OBJECTIVE
Below is a set of records; restate each one word for word.

(Excerpts from a figure dataset)
* begin *
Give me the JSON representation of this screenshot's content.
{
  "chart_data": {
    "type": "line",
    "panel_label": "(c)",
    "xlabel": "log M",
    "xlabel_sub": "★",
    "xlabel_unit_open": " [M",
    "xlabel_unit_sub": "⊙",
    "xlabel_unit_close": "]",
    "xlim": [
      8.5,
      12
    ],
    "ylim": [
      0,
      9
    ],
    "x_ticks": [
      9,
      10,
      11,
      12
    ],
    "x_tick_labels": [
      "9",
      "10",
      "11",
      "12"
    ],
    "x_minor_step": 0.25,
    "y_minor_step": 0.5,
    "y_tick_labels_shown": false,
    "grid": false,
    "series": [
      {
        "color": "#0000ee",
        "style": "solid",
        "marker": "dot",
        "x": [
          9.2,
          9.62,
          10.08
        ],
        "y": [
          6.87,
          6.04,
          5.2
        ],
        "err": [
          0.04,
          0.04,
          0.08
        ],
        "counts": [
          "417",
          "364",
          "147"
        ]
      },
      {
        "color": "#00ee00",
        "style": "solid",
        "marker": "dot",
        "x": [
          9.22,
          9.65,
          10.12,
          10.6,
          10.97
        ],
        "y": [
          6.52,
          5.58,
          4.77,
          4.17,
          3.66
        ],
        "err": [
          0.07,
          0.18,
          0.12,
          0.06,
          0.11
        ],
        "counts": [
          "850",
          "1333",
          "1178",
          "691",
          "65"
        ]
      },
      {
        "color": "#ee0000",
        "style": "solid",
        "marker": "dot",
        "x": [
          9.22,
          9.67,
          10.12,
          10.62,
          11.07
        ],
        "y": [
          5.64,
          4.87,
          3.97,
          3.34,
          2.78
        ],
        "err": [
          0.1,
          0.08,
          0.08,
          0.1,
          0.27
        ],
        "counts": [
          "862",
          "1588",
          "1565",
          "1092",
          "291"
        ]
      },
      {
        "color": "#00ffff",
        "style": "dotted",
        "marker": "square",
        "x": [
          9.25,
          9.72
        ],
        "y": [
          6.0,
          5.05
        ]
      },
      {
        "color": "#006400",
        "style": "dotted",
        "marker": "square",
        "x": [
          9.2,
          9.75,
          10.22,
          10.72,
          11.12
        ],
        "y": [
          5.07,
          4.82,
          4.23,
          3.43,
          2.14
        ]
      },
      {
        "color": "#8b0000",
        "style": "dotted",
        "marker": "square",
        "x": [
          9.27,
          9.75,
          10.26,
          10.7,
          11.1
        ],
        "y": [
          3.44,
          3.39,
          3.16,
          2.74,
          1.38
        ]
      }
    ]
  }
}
* end *
ANSWER FOR THE TASK
Give me the JSON representation of this screenshot's content.
{
  "chart_data": {
    "type": "line",
    "panel_label": "(c)",
    "xlabel": "log M",
    "xlabel_sub": "★",
    "xlabel_unit_open": " [M",
    "xlabel_unit_sub": "⊙",
    "xlabel_unit_close": "]",
    "xlim": [
      8.5,
      12
    ],
    "ylim": [
      0,
      9
    ],
    "x_ticks": [
      9,
      10,
      11,
      12
    ],
    "x_tick_labels": [
      "9",
      "10",
      "11",
      "12"
    ],
    "x_minor_step": 0.25,
    "y_minor_step": 0.5,
    "y_tick_labels_shown": false,
    "grid": false,
    "series": [
      {
        "color": "#0000ee",
        "style": "solid",
        "marker": "dot",
        "x": [
          9.2,
          9.62,
          10.08
        ],
        "y": [
          6.87,
          6.04,
          5.2
        ],
        "err": [
          0.04,
          0.04,
          0.08
        ],
        "counts": [
          "417",
          "364",
          "147"
        ]
      },
      {
        "color": "#00ee00",
        "style": "solid",
        "marker": "dot",
        "x": [
          9.22,
          9.65,
          10.12,
          10.6,
          10.97
        ],
        "y": [
          6.52,
          5.58,
          4.77,
          4.17,
          3.66
        ],
        "err": [
          0.07,
          0.18,
          0.12,
          0.06,
          0.11
        ],
        "counts": [
          "850",
          "1333",
          "1178",
          "691",
          "65"
        ]
      },
      {
        "color": "#ee0000",
        "style": "solid",
        "marker": "dot",
        "x": [
          9.22,
          9.67,
          10.12,
          10.62,
          11.07
        ],
        "y": [
          5.64,
          4.87,
          3.97,
          3.34,
          2.78
        ],
        "err": [
          0.1,
          0.08,
          0.08,
          0.1,
          0.27
        ],
        "counts": [
          "862",
          "1588",
          "1565",
          "1092",
          "291"
        ]
      },
      {
        "color": "#00ffff",
        "style": "dotted",
        "marker": "square",
        "x": [
          9.25,
          9.72
        ],
        "y": [
          6.0,
          5.05
        ]
      },
      {
        "color": "#006400",
        "style": "dotted",
        "marker": "square",
        "x": [
          9.2,
          9.75,
          10.22,
          10.72,
          11.12
        ],
        "y": [
          5.07,
          4.82,
          4.23,
          3.43,
          2.14
        ]
      },
      {
        "color": "#8b0000",
        "style": "dotted",
        "marker": "square",
        "x": [
          9.27,
          9.75,
          10.26,
          10.7,
          11.1
        ],
        "y": [
          3.44,
          3.39,
          3.16,
          2.74,
          1.38
        ]
      }
    ]
  }
}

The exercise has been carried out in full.